Estratto
++++++++

Nel 1957 Israele (per decisione del premier Ben Gurion) siglò un accordo segreto con la Francia per la costruzione di un reattore nucleare nel deserto del Negev, presso Dimona. Nel 1958, come attestano centinaia di documenti segreti statunitensi, l’intelligence di Washington ne era già al corrente. Ufficialmente il progetto venne spacciato come iniziativa civile per la produzione energetica e la ricerca scientifica. Esso venne sviluppato tra il 1958 ed il 1963.

Tuttavia, la struttura presentava caratteristiche che andavano oltre le necessità civili: un reattore moderato ad acqua pesante (fornita dalla Norvegia) da 26 negawatt e impianti di riprocessamento del plutonio, indicavano finalità belliche. Quando lo spionaggio statunitense scoprì l’impianto attraverso fotografie aeree e terrestri nel 1960, il presente Kennedy mise con le spalle al muro Ben Gurion (che si dimise) e poi Eskol, ma ciò gli costò la vita. E comunque le ispezioni risultarono inadeguate, poiché gli israeliani occultarono le finalità militari. Il velo di segretezza venne squarciato nel 1986 grazie a Mordechai Vanunu.
Il trenta settembre del 1986, alle 18:30 questo tecnico nucleare israeliano, pochi giorni dopo aver rivelato al settimanale inglese «Sunday Times» l’esistenza di una fabbrica israeliana di bombe atomiche a Dimona (Negev), arrivava a Roma proveniente da Londra. Quella stessa sera – su ordine personale dell’allora primo ministro Simon Peres – venne rapito, drogato e, qualche ora dopo, rispedito via mare in Israele.

++++++++

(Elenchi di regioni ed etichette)
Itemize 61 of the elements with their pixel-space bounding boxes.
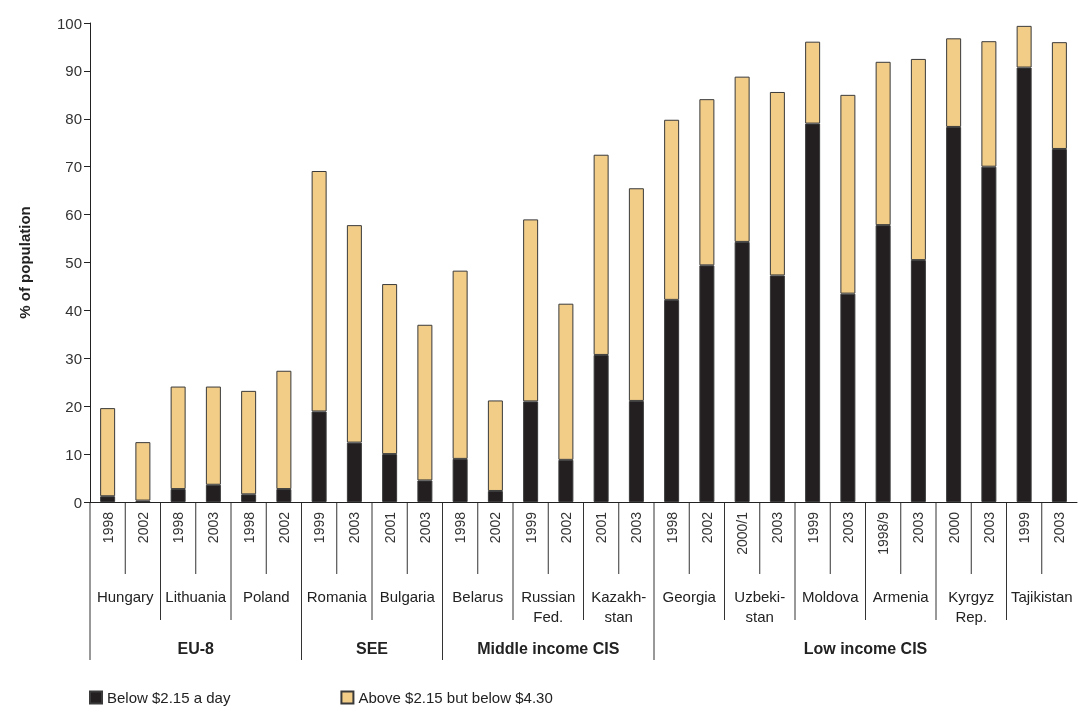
text: Romania — [306, 587, 368, 605]
text: Lithuania — [165, 587, 227, 605]
text: Armenia — [872, 587, 930, 605]
x-tick-label: 2003 — [1051, 511, 1068, 544]
x-tick-label: 1998 — [99, 511, 116, 544]
text: Bulgaria — [379, 587, 436, 605]
text: Poland — [242, 587, 290, 605]
x-tick-label: 2002 — [487, 511, 504, 544]
text: Hungary — [96, 587, 155, 605]
x-tick-label: 1998/9 — [875, 511, 892, 555]
text: Belarus — [452, 587, 504, 605]
x-tick-label: 1998 — [452, 511, 469, 544]
x-tick-label: 2003 — [205, 511, 222, 544]
text: Tajikistan — [1010, 587, 1073, 605]
x-tick-label: 2003 — [980, 511, 997, 544]
y-tick-label: 80 — [65, 110, 82, 128]
y-tick-label: 50 — [65, 254, 82, 271]
y-tick-label: 30 — [65, 349, 82, 367]
y-tick-label: 40 — [65, 301, 82, 319]
x-tick-label: 1999 — [804, 511, 821, 544]
x-tick-label: 2001 — [381, 511, 398, 544]
y-axis-title: % of population — [16, 206, 33, 319]
x-tick-label: 2002 — [557, 511, 574, 544]
x-tick-label: 2002 — [275, 511, 292, 544]
x-tick-label: 1998 — [240, 511, 257, 544]
x-tick-label: 2003 — [628, 511, 645, 544]
y-tick-label: 10 — [65, 445, 82, 463]
text: Uzbeki- stan — [734, 587, 786, 625]
x-tick-label: 2002 — [134, 511, 151, 544]
y-tick-label: 20 — [65, 397, 82, 415]
x-tick-label: 2003 — [346, 511, 363, 544]
text: Middle income CIS — [477, 639, 620, 657]
text: Low income CIS — [803, 639, 928, 657]
x-tick-label: 1998 — [663, 511, 680, 544]
y-tick-label: 100 — [56, 14, 82, 32]
text: Kazakh- stan — [591, 587, 647, 625]
y-tick-label: 70 — [65, 158, 82, 176]
text: Kyrgyz Rep. — [948, 587, 995, 625]
text: Georgia — [662, 587, 717, 605]
legend-label: Below $2.15 a day — [107, 689, 231, 706]
text: Moldova — [801, 587, 860, 605]
y-tick-label: 0 — [73, 493, 82, 511]
x-tick-label: 1998 — [170, 511, 187, 544]
legend-label: Above $2.15 but below $4.30 — [358, 689, 553, 706]
y-tick-label: 90 — [65, 62, 82, 80]
text: EU-8 — [177, 639, 215, 657]
text: SEE — [355, 639, 389, 657]
bar — [135, 442, 151, 501]
x-tick-label: 2003 — [839, 511, 856, 544]
x-tick-label: 1999 — [522, 511, 539, 544]
y-tick-label: 60 — [65, 206, 82, 224]
x-tick-label: 2000 — [945, 511, 962, 544]
x-tick-label: 2003 — [910, 511, 927, 544]
x-tick-label: 2002 — [698, 511, 715, 544]
text: Russian Fed. — [521, 587, 576, 625]
x-tick-label: 2000/1 — [734, 511, 751, 555]
x-tick-label: 2003 — [416, 511, 433, 544]
x-tick-label: 2001 — [593, 511, 610, 544]
x-tick-label: 1999 — [1016, 511, 1033, 544]
x-tick-label: 2003 — [769, 511, 786, 544]
x-tick-label: 1999 — [311, 511, 328, 544]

++++++++

Completare quanto segue
(a) Secondo il brano sul reattore di Dimona, a quale settimanale Mordechai Vanunu rivelò l'esistenza di una fabbrica israeliana di bombe atomiche?
(b) Riscriva in forma più concisa il paragrafo del brano sul reattore di Dimona che inizia con «Nel 1957 Israele», conservandone i fatti principali.
(c) Scriva il seguito del brano sul reattore di Dimona, riprendendo dopo l'ultima frase riportata.

Soluzioni dell'esercizio
(a) Al settimanale inglese «Sunday Times».

(b) Nel 1957 Israele, per decisione del premier Ben Gurion, firmò un accordo segreto con la Francia per costruire un reattore nucleare a Dimona, nel deserto del Negev. Centinaia di documenti segreti statunitensi attestano che nel 1958 l'intelligence di Washington ne era già informata. Presentato ufficialmente come progetto civile per la produzione di energia e la ricerca scientifica, fu sviluppato tra il 1958 e il 1963.

(c)
Al termine di un processo supersegreto Mordechai Vanunu, che aveva lavorato nella centrale atomica di Dimona, ufficialmente un impianto «civile», dal 1976 al 1985, venne condannato a diciotto anni di prigione per «tradimento», «spionaggio» e per aver rivelato «segreti di stato». Per dodici anni Mordechai Vanunu, originario di una famiglia proveniente dal Marocco, ha vissuto in completo isolamento in una piccola cella, con una finestrella in alto su una parete, senza poter incontrare nessun essere umano tranne qualche breve e rarissima visita, separato da una barriera metallica, dei familiari, dell’avvocato e di un sacerdote. Il tecnico israeliano, nonostante abbia già abbondantemente scontato la pena inflitta arbitrariamente costituirebbe ancora una «minaccia» per lo stato Israeliano – come ha sostenuto «la colomba» Shimon Peres padre del programma nucleare bellico di Tel Aviv (realizzato grazie alla Francia prima e agli Usa poi).
Punito con estrema e inflessibile durezza per aver tentato di porre sull’agenda politica la realtà del nucleare israeliano, sempre «dimenticato» dagli Usa e dalla Ue -che puntano a disarmare solamente i paesi arabi e islamici.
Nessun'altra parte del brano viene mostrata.